• Set of tasks:
**1)** Which usernames appear as posters in the engine-cleaning thread?
**2)** In the engine-cleaning thread, could you substitute "plastic protectant" for "tire shine" in the part starting with "you can pressure" and going on through "happen to you....."?
**3)** Can you continue the engine-cleaning thread from the point where it stops?

• Passage:
........
# What do you use to clean your engine?



## fastmode (Nov 25, 2003)

My engine is dirty. Everything visible under the hood is just plain nasty. I have heard of pressure washing it but I don't want to mess something up so I'm wondering if there are any products being sold that take all the grease off easily. I would really appreciate that help. Thanks.


----------



## Blank (Aug 21, 2003)

fastmode said:


> My engine is dirty. Everything visible under the hood is just plain nasty. I have heard of pressure washing it but I don't want to mess something up so I'm wondering if there are any products being sold that take all the grease off easily. I would really appreciate that help. Thanks.


 you can pressure wash it, just cover the battery, alternator and other electrical parts, and dont get all up in that shit, be gentle, keep the spray constant from a few feet away, and pre soak with a light degreasing solutioin diluted in water... afterwards you can spray diluted tire shine onto some of the black plastic components to make them look nice and new... thats what we did at the dealership for every car that passes through...


----------



## Slayer2003 (Jun 4, 2003)

.....hope what happens to me doesnt happen to you.....
........
(Dataset rows)
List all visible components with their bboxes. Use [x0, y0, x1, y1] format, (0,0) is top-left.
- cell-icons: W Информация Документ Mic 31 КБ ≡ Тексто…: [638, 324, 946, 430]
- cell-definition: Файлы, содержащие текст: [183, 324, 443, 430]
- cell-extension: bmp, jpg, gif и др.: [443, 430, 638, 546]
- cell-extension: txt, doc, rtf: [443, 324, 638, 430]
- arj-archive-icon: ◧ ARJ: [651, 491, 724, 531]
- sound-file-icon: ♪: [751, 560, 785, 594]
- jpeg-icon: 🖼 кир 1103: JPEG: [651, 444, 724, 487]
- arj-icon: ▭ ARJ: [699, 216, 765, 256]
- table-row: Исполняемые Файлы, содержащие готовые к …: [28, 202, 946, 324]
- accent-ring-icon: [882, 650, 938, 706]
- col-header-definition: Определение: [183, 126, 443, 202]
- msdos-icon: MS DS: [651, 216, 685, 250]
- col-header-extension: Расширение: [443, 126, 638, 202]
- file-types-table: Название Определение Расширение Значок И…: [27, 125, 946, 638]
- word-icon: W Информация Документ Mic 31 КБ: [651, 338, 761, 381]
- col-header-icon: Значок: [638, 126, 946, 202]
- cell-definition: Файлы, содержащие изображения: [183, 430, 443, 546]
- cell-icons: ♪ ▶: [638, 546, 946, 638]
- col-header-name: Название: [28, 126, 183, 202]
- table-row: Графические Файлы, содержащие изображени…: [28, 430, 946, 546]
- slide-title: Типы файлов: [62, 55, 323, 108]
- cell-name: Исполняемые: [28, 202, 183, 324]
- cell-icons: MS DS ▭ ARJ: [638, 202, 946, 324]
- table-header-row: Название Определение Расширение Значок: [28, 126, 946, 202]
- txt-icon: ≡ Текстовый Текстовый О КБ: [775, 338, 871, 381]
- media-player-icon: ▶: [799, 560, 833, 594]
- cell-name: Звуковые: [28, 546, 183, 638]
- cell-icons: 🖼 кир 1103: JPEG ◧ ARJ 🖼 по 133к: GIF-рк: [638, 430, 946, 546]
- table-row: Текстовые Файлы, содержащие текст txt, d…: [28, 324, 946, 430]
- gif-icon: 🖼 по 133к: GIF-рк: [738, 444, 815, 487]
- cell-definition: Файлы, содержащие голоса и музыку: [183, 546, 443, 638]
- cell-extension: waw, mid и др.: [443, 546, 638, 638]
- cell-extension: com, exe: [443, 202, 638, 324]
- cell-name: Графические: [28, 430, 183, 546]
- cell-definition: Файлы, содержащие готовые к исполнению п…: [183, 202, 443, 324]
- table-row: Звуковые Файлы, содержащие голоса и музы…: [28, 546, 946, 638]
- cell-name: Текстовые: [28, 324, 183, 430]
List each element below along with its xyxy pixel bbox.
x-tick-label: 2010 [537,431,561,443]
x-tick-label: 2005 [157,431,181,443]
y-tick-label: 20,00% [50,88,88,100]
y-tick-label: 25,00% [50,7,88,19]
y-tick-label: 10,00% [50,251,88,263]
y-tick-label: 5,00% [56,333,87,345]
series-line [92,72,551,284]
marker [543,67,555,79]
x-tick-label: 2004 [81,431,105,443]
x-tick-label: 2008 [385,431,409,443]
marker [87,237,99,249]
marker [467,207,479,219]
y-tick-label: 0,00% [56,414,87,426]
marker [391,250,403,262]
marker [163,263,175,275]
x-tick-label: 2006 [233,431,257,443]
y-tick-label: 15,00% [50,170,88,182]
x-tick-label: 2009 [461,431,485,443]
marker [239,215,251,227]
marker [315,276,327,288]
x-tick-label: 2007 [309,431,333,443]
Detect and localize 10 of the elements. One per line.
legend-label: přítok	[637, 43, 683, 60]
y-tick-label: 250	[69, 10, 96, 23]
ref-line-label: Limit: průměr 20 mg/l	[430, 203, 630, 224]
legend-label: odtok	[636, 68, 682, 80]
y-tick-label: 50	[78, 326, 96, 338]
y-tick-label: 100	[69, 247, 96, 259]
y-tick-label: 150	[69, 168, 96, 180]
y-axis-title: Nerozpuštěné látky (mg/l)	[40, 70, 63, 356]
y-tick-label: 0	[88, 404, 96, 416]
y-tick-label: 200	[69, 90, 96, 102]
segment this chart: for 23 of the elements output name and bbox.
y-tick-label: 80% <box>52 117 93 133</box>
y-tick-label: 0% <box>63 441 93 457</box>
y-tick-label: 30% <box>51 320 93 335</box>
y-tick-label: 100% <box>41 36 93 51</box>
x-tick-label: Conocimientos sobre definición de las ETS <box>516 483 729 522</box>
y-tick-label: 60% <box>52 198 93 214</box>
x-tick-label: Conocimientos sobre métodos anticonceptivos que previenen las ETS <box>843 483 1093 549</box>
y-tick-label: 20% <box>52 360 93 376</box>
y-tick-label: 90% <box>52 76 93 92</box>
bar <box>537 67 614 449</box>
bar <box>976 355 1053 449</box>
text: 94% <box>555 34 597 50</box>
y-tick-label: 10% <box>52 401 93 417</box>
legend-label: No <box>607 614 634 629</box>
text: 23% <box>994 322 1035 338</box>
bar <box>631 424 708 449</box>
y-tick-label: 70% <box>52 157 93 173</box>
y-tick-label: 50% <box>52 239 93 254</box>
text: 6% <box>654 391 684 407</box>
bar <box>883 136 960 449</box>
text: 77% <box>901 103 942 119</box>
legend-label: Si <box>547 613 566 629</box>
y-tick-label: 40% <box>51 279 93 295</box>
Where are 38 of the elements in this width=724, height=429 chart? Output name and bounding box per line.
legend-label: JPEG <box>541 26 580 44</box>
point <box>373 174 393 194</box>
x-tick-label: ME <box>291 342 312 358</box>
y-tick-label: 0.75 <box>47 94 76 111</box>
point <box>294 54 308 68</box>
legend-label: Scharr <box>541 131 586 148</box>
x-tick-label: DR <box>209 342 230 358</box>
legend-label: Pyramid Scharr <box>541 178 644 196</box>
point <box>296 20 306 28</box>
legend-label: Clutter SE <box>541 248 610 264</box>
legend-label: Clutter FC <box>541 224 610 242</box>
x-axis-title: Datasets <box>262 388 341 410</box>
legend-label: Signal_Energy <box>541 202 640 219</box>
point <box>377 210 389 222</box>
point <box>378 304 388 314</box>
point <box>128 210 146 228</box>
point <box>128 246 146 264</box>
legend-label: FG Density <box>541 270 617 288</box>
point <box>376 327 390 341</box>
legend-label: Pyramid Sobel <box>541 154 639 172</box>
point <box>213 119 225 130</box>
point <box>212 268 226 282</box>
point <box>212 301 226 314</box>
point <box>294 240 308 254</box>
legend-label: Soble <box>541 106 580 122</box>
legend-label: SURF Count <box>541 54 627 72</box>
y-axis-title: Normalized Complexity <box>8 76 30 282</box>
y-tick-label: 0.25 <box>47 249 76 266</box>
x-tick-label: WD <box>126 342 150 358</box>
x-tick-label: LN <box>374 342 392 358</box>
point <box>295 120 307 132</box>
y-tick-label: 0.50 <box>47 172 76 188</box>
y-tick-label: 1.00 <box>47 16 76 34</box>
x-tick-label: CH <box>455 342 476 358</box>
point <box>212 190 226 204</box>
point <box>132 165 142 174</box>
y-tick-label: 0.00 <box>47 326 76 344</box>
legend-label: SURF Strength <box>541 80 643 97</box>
........
• Answers to the tasks:
**1)** fastmode, Blank, Slayer2003

**2)**
you can pressure wash it, just cover the battery, alternator and other electrical parts, and dont get all up in that shit, be gentle, keep the spray constant from a few feet away, and pre soak with a light degreasing solutioin diluted in water... afterwards you can spray diluted plastic protectant onto some of the black plastic components to make them look nice and new... thats what we did at the dealership for every car that passes through...


----------



## Slayer2003 (Jun 4, 2003)

.....hope what happens to me doesnt happen to you.....

**3)**
spend all day cleaning, degreasing, and stuff, only to find out that everything that had dirt on it had rusted :-/

....nm, you live in ari, rust, whats that?


----------



## sethwas (Apr 30, 2002)

Gunk engine degreaser to start.
Then hose it off.
then Griots engine cleaner.
Then hose that off.
Finally Griots engine shine. That last stuff is what makes all the difference.

Oh yeah, armor all on all hoses.

Seth


----------



## samo (Apr 30, 2002)

Nothing but soap and water.


----------



## NotAnotherHonda (Aug 7, 2003)

degreaser and a rag


----------



## Exalta (Jan 21, 2003)

Diesel.
-Put in a water sprayer/mister (the type you use for household plants)
-spray away!
-hose down with water


----------



## fastmode (Nov 25, 2003)

Thanks guys. I bought some of that Gunk Degreaser and it made significant difference. When I get a chance I'm going to get it pressure washed. What do you guys use to cover the electrical parts. I"m thinking of using plastic bags, what do you guys think?


----------



## B11sleeper (Oct 15, 2003)

Formula 409, brass wire brush, nylon brush... it really works well on grease and won't get your neighbors calling the cops for pouring hazardous waste on the ground.


----------



## Blank (Aug 21, 2003)

fastmode said:


> Thanks guys. I bought some of that Gunk Degreaser and it made significant difference. When I get a chance I'm going to get it pressure washed. What do you guys use to cover the electrical parts. I"m thinking of using plastic bags, what do you guys think?


plastic ziploc bags work great...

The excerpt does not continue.